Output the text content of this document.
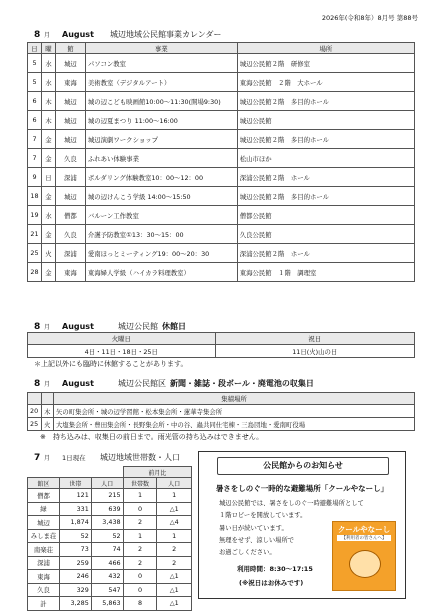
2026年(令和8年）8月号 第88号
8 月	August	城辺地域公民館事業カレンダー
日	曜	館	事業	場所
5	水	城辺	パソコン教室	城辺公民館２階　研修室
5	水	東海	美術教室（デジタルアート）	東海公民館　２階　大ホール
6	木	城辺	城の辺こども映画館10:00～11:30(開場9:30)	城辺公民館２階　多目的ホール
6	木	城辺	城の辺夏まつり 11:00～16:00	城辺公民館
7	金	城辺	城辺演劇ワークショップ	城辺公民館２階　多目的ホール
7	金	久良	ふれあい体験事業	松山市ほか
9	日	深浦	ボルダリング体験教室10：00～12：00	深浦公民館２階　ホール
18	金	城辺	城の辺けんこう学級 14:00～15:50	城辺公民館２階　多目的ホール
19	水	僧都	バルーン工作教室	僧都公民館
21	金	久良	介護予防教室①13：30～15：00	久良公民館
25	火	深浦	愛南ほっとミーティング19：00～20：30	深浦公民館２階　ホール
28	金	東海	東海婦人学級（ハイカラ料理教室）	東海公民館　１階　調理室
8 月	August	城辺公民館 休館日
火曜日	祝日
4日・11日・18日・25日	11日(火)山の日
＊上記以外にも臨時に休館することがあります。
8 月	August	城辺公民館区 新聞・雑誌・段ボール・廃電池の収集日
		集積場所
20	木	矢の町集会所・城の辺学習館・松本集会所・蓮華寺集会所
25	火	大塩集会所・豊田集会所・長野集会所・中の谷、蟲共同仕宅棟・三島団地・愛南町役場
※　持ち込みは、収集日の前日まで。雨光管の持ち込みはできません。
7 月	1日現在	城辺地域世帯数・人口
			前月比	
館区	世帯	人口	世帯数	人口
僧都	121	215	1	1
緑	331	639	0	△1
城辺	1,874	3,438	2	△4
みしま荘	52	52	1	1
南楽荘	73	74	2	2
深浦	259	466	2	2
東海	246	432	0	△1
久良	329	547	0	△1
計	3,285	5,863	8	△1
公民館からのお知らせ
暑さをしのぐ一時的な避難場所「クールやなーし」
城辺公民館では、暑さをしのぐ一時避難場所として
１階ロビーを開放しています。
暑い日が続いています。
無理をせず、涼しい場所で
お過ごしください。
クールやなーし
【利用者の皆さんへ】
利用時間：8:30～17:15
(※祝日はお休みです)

Your goal: Single out each line of the records above with the string "東海公民館" in it, and copy it.

Answer for the task:
5	水	東海	美術教室（デジタルアート）	東海公民館　２階　大ホール
28	金	東海	東海婦人学級（ハイカラ料理教室）	東海公民館　１階　調理室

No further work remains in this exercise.